* _DATASET_:
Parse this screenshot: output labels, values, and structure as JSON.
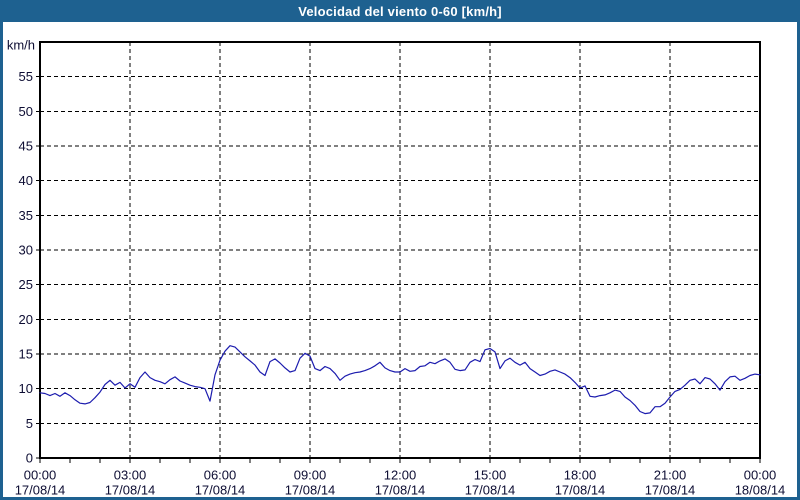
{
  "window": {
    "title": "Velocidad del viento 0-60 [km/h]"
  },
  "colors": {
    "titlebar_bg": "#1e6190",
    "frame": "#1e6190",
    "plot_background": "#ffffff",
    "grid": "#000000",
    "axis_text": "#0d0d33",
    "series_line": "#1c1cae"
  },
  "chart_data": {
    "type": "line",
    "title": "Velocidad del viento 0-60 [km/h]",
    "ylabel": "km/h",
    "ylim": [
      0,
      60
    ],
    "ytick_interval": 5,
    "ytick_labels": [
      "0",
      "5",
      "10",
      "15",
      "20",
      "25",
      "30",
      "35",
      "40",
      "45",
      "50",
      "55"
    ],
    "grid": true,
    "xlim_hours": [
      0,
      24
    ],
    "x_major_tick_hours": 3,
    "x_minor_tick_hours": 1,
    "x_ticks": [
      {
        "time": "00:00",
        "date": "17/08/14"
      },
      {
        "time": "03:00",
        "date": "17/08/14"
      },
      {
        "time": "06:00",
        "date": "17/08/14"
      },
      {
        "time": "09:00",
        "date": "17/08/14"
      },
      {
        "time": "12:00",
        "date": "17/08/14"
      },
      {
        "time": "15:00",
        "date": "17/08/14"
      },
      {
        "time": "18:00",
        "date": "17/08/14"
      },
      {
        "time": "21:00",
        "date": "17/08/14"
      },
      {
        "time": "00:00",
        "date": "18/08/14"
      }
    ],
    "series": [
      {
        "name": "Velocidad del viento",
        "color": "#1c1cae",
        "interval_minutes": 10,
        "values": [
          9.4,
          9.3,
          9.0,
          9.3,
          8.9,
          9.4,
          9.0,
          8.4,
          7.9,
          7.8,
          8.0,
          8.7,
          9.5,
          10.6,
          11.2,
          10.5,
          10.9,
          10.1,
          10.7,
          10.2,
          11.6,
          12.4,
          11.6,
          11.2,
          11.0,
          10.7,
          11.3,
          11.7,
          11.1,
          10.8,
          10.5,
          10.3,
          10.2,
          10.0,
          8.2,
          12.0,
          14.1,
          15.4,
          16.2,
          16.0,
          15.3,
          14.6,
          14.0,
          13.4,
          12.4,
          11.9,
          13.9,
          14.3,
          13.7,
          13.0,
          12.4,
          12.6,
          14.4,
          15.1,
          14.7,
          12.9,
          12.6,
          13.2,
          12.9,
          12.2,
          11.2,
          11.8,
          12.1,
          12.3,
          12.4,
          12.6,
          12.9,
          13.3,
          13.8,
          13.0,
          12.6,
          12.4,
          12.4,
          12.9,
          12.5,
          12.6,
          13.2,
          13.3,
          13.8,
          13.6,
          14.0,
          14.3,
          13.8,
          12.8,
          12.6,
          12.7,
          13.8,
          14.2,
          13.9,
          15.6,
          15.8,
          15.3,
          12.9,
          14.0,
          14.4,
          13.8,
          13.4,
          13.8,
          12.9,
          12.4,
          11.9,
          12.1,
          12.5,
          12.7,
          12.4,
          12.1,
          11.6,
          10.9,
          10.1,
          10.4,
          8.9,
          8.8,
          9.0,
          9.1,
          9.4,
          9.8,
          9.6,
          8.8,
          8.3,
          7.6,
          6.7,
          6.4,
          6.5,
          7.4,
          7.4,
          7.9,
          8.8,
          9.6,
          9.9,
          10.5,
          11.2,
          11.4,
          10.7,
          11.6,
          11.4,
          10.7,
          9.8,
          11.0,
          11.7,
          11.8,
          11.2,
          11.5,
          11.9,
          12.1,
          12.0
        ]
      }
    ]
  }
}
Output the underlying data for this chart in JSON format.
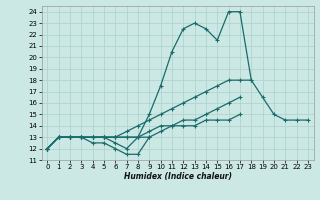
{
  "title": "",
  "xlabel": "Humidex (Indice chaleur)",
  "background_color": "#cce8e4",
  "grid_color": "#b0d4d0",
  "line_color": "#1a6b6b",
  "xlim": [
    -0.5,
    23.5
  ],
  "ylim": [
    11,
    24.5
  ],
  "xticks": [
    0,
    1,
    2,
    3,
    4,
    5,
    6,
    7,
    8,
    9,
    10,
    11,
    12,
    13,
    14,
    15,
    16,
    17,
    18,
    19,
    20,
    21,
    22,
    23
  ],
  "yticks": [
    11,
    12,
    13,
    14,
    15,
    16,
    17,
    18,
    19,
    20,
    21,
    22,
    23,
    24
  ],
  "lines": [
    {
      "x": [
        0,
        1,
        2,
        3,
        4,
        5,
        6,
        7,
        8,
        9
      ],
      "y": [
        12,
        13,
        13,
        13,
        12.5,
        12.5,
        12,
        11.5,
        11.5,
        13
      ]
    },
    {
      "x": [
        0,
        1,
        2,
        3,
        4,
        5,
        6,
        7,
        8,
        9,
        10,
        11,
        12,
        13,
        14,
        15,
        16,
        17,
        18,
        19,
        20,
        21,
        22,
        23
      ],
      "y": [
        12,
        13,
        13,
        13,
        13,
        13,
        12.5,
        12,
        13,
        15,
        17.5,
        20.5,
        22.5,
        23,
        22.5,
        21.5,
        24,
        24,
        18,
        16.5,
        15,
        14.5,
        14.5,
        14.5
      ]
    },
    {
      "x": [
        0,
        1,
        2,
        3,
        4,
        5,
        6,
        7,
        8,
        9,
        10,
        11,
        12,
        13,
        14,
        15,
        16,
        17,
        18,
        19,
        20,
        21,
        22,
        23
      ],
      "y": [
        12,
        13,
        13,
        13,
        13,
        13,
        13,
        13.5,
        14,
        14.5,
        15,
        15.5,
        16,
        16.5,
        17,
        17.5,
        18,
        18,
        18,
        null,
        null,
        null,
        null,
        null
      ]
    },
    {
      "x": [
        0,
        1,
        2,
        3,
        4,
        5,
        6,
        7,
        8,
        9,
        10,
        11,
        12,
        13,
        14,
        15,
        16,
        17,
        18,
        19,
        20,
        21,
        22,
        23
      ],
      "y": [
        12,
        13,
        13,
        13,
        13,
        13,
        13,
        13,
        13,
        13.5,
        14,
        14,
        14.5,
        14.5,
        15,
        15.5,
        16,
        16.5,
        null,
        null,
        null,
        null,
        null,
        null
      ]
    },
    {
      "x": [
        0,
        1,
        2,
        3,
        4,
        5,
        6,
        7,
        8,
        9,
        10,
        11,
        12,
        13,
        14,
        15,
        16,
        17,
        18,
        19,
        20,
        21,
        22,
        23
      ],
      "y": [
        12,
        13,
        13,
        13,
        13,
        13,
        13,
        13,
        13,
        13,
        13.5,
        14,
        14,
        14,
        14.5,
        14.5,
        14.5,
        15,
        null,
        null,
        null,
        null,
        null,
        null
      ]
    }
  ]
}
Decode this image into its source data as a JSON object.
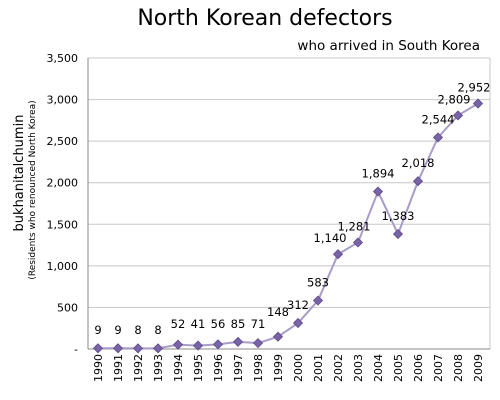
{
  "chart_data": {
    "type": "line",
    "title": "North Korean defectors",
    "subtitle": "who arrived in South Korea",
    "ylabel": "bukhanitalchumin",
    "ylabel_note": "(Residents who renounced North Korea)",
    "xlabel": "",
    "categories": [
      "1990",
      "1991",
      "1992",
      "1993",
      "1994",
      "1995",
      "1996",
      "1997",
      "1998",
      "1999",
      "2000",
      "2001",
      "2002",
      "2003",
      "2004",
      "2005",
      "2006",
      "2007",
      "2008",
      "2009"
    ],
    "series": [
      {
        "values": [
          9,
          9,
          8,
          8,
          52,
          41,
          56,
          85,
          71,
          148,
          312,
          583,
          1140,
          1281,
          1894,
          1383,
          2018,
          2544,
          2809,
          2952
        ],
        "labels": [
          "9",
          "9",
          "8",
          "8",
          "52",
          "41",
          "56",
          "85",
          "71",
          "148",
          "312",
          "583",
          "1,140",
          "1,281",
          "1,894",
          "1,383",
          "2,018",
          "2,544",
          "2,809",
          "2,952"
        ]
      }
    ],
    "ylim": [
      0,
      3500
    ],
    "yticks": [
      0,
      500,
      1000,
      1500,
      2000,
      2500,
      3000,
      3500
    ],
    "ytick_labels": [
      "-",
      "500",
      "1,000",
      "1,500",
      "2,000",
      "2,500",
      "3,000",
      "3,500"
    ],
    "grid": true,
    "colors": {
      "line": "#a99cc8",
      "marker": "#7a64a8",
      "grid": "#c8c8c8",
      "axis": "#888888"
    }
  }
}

* _TASK INSTRUCTIONS_: Scan the listing above. Collect all lines with the word "North".

* _EXPECTED OUTPUT_:
    "title": "North Korean defectors",
    "ylabel_note": "(Residents who renounced North Korea)",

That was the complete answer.